- **PROBLEM DESCRIPTION**
Print every one of the rows below verbatim, with each line and character unchanged.
═══
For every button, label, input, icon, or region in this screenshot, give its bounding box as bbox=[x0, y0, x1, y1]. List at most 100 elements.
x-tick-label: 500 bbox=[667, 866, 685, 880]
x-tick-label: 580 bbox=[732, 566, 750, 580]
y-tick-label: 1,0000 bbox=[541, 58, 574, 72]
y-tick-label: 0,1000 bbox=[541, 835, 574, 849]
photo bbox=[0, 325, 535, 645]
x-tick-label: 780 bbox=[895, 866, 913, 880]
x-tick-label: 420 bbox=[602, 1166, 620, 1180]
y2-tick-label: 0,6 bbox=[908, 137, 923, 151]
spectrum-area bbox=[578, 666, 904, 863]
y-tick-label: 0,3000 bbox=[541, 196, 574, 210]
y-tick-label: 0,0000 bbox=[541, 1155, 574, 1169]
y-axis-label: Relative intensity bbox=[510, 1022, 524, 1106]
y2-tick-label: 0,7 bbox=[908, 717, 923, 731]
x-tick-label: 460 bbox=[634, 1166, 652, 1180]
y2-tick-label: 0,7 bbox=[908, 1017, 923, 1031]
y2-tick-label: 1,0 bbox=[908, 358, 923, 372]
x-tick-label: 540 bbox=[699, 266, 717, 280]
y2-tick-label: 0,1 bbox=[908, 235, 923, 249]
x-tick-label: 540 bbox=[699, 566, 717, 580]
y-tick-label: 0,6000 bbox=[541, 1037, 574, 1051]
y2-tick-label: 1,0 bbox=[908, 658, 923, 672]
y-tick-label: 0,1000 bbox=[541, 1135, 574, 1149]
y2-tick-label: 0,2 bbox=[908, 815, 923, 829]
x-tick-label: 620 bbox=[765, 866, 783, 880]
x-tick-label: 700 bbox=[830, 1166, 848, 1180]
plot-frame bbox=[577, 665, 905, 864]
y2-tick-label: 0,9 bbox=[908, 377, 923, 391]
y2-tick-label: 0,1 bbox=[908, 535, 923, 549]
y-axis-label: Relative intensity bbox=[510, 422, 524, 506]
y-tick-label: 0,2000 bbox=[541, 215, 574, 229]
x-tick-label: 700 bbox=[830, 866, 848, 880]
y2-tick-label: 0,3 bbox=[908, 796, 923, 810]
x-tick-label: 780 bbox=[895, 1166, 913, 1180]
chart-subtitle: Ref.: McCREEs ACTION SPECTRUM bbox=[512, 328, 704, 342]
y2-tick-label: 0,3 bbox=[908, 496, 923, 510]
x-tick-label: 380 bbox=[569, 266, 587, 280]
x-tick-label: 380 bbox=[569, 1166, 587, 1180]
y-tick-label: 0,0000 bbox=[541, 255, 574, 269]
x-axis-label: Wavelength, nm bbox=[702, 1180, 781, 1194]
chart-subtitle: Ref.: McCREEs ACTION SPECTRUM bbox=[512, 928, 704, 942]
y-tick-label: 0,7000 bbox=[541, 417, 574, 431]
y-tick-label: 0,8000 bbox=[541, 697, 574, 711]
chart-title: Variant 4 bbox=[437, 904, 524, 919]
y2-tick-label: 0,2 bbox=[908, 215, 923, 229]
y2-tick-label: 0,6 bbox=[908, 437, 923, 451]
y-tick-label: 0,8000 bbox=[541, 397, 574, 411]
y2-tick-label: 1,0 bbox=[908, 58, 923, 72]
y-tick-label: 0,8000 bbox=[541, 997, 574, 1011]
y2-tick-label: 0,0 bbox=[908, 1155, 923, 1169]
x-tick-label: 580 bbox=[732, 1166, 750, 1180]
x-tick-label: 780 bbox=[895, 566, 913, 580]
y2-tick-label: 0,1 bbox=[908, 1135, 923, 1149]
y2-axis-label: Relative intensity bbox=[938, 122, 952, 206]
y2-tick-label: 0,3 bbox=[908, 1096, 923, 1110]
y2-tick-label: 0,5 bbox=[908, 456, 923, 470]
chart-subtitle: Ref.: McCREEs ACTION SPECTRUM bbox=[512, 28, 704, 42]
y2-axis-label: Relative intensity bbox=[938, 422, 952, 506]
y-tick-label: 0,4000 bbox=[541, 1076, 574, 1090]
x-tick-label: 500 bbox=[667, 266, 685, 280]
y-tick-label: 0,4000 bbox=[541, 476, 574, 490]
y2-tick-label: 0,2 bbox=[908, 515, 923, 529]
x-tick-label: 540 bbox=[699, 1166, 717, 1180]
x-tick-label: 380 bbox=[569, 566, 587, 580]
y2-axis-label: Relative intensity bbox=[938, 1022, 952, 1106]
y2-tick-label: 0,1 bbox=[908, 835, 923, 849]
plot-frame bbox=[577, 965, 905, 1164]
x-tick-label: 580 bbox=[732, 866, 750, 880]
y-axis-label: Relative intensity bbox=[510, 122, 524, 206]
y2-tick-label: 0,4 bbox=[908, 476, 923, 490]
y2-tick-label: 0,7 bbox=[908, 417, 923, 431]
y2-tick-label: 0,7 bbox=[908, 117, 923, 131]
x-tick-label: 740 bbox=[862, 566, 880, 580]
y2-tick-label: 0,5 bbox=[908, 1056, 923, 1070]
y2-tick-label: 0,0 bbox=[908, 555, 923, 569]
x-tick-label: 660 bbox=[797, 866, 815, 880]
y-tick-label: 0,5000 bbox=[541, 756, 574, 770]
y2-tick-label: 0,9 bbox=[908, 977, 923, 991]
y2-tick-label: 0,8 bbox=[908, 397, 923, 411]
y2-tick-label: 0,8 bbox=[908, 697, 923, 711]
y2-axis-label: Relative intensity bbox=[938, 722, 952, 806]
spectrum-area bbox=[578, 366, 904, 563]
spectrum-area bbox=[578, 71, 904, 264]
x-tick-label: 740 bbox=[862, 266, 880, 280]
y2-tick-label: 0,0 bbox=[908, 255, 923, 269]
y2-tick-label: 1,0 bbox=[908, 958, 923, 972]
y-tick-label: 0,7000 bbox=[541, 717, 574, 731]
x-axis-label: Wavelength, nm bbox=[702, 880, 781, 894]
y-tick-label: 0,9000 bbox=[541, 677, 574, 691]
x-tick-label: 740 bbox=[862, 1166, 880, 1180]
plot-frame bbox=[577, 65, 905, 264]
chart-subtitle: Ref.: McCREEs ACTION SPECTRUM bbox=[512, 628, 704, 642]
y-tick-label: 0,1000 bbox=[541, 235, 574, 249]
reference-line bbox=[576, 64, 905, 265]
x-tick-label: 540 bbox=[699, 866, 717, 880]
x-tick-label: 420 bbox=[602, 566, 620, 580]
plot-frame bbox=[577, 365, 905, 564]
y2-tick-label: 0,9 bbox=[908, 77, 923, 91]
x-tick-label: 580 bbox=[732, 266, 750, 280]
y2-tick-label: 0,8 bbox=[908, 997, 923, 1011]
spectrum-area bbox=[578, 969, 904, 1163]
═══
- **WRITTEN RESPONSE**
For every button, label, input, icon, or region in this screenshot, give its bounding box as bbox=[x0, y0, x1, y1]. List at most 100 elements.
x-tick-label: 500 bbox=[667, 866, 685, 880]
x-tick-label: 580 bbox=[732, 566, 750, 580]
y-tick-label: 1,0000 bbox=[541, 58, 574, 72]
y-tick-label: 0,1000 bbox=[541, 835, 574, 849]
photo bbox=[0, 325, 535, 645]
x-tick-label: 780 bbox=[895, 866, 913, 880]
x-tick-label: 420 bbox=[602, 1166, 620, 1180]
y2-tick-label: 0,6 bbox=[908, 137, 923, 151]
spectrum-area bbox=[578, 666, 904, 863]
y-tick-label: 0,3000 bbox=[541, 196, 574, 210]
y-tick-label: 0,0000 bbox=[541, 1155, 574, 1169]
y-axis-label: Relative intensity bbox=[510, 1022, 524, 1106]
y2-tick-label: 0,7 bbox=[908, 717, 923, 731]
x-tick-label: 460 bbox=[634, 1166, 652, 1180]
y2-tick-label: 0,7 bbox=[908, 1017, 923, 1031]
y2-tick-label: 1,0 bbox=[908, 358, 923, 372]
x-tick-label: 540 bbox=[699, 266, 717, 280]
y2-tick-label: 0,1 bbox=[908, 235, 923, 249]
x-tick-label: 540 bbox=[699, 566, 717, 580]
y-tick-label: 0,6000 bbox=[541, 1037, 574, 1051]
y2-tick-label: 1,0 bbox=[908, 658, 923, 672]
y-tick-label: 0,1000 bbox=[541, 1135, 574, 1149]
y2-tick-label: 0,2 bbox=[908, 815, 923, 829]
x-tick-label: 620 bbox=[765, 866, 783, 880]
x-tick-label: 700 bbox=[830, 1166, 848, 1180]
plot-frame bbox=[577, 665, 905, 864]
y2-tick-label: 0,9 bbox=[908, 377, 923, 391]
y2-tick-label: 0,1 bbox=[908, 535, 923, 549]
y-axis-label: Relative intensity bbox=[510, 422, 524, 506]
y-tick-label: 0,2000 bbox=[541, 215, 574, 229]
x-tick-label: 700 bbox=[830, 866, 848, 880]
y2-tick-label: 0,3 bbox=[908, 796, 923, 810]
x-tick-label: 780 bbox=[895, 1166, 913, 1180]
chart-subtitle: Ref.: McCREEs ACTION SPECTRUM bbox=[512, 328, 704, 342]
y2-tick-label: 0,3 bbox=[908, 496, 923, 510]
x-tick-label: 380 bbox=[569, 266, 587, 280]
x-tick-label: 380 bbox=[569, 1166, 587, 1180]
y-tick-label: 0,0000 bbox=[541, 255, 574, 269]
x-axis-label: Wavelength, nm bbox=[702, 1180, 781, 1194]
chart-subtitle: Ref.: McCREEs ACTION SPECTRUM bbox=[512, 928, 704, 942]
y-tick-label: 0,7000 bbox=[541, 417, 574, 431]
y-tick-label: 0,8000 bbox=[541, 697, 574, 711]
chart-title: Variant 4 bbox=[437, 904, 524, 919]
y2-tick-label: 0,2 bbox=[908, 215, 923, 229]
y2-tick-label: 0,6 bbox=[908, 437, 923, 451]
y-tick-label: 0,8000 bbox=[541, 397, 574, 411]
y2-tick-label: 1,0 bbox=[908, 58, 923, 72]
y-tick-label: 0,8000 bbox=[541, 997, 574, 1011]
y2-tick-label: 0,0 bbox=[908, 1155, 923, 1169]
x-tick-label: 580 bbox=[732, 1166, 750, 1180]
x-tick-label: 780 bbox=[895, 566, 913, 580]
y2-tick-label: 0,1 bbox=[908, 1135, 923, 1149]
y2-axis-label: Relative intensity bbox=[938, 122, 952, 206]
y2-tick-label: 0,3 bbox=[908, 1096, 923, 1110]
y2-tick-label: 0,5 bbox=[908, 456, 923, 470]
chart-subtitle: Ref.: McCREEs ACTION SPECTRUM bbox=[512, 28, 704, 42]
y2-axis-label: Relative intensity bbox=[938, 422, 952, 506]
y-tick-label: 0,4000 bbox=[541, 1076, 574, 1090]
x-tick-label: 500 bbox=[667, 266, 685, 280]
y-tick-label: 0,4000 bbox=[541, 476, 574, 490]
y2-tick-label: 0,2 bbox=[908, 515, 923, 529]
x-tick-label: 540 bbox=[699, 1166, 717, 1180]
x-tick-label: 380 bbox=[569, 566, 587, 580]
y2-axis-label: Relative intensity bbox=[938, 1022, 952, 1106]
y2-tick-label: 0,1 bbox=[908, 835, 923, 849]
plot-frame bbox=[577, 965, 905, 1164]
x-tick-label: 580 bbox=[732, 866, 750, 880]
y-axis-label: Relative intensity bbox=[510, 122, 524, 206]
y2-tick-label: 0,4 bbox=[908, 476, 923, 490]
y2-tick-label: 0,7 bbox=[908, 417, 923, 431]
y2-tick-label: 0,7 bbox=[908, 117, 923, 131]
x-tick-label: 740 bbox=[862, 566, 880, 580]
y2-tick-label: 0,5 bbox=[908, 1056, 923, 1070]
y2-tick-label: 0,0 bbox=[908, 555, 923, 569]
x-tick-label: 660 bbox=[797, 866, 815, 880]
y-tick-label: 0,5000 bbox=[541, 756, 574, 770]
y2-tick-label: 0,9 bbox=[908, 977, 923, 991]
y2-tick-label: 0,8 bbox=[908, 397, 923, 411]
y2-tick-label: 0,8 bbox=[908, 697, 923, 711]
y2-axis-label: Relative intensity bbox=[938, 722, 952, 806]
spectrum-area bbox=[578, 366, 904, 563]
spectrum-area bbox=[578, 71, 904, 264]
x-tick-label: 740 bbox=[862, 266, 880, 280]
y2-tick-label: 0,0 bbox=[908, 255, 923, 269]
y2-tick-label: 1,0 bbox=[908, 958, 923, 972]
y-tick-label: 0,7000 bbox=[541, 717, 574, 731]
x-axis-label: Wavelength, nm bbox=[702, 880, 781, 894]
y-tick-label: 0,9000 bbox=[541, 677, 574, 691]
x-tick-label: 740 bbox=[862, 1166, 880, 1180]
plot-frame bbox=[577, 65, 905, 264]
chart-subtitle: Ref.: McCREEs ACTION SPECTRUM bbox=[512, 628, 704, 642]
y-tick-label: 0,1000 bbox=[541, 235, 574, 249]
reference-line bbox=[576, 64, 905, 265]
x-tick-label: 540 bbox=[699, 866, 717, 880]
x-tick-label: 420 bbox=[602, 566, 620, 580]
plot-frame bbox=[577, 365, 905, 564]
y2-tick-label: 0,9 bbox=[908, 77, 923, 91]
x-tick-label: 580 bbox=[732, 266, 750, 280]
y2-tick-label: 0,8 bbox=[908, 997, 923, 1011]
spectrum-area bbox=[578, 969, 904, 1163]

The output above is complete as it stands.